— start Stored rows —

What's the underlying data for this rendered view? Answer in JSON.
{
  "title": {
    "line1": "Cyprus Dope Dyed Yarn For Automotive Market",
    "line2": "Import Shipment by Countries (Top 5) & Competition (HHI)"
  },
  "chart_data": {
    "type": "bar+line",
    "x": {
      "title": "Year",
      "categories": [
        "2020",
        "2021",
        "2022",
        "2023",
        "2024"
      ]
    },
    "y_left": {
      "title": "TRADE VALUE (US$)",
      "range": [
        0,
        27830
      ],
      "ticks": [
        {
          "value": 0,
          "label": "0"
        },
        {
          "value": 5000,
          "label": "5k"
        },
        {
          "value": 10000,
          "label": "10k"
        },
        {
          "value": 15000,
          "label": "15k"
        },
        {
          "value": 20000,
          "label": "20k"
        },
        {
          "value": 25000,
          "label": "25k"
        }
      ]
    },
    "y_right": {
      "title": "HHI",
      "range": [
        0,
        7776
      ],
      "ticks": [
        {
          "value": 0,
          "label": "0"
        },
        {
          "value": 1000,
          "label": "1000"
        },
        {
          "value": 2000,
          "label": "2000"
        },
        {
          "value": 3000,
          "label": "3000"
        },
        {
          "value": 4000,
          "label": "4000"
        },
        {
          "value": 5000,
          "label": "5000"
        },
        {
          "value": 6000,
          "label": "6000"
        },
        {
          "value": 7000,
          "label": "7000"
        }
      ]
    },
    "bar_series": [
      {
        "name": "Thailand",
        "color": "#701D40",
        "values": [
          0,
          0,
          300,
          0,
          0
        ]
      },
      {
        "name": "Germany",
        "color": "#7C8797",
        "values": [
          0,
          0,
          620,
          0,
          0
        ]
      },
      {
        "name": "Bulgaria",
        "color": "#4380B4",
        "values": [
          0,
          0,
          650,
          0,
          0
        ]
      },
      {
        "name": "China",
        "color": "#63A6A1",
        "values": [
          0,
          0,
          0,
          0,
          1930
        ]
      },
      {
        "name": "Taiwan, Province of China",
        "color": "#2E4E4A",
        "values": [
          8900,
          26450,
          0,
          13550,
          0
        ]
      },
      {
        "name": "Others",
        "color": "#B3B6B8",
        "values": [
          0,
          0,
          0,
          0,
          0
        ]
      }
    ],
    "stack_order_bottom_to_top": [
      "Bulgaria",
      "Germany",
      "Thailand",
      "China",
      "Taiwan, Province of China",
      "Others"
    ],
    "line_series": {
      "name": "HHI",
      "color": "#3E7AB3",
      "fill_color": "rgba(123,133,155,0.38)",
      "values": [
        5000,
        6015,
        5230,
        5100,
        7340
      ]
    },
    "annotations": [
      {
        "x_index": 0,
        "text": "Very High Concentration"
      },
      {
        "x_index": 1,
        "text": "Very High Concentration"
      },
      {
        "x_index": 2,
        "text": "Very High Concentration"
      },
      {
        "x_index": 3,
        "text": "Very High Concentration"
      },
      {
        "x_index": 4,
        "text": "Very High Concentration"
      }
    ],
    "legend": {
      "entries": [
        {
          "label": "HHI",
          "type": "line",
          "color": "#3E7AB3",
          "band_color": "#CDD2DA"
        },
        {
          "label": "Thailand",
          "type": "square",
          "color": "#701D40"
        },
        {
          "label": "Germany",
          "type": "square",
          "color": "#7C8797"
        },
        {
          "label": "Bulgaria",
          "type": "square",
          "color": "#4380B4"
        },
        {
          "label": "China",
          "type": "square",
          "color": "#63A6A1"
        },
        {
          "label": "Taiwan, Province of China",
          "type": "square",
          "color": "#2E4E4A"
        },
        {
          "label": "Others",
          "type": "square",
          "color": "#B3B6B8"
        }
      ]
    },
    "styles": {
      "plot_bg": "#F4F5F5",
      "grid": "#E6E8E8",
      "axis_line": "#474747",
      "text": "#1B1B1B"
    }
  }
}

— end Stored rows —

*Exercise details*
Extract each line holding the word "Germany" from the records.

*Task result*
        "name": "Germany",
      "Germany",
          "label": "Germany",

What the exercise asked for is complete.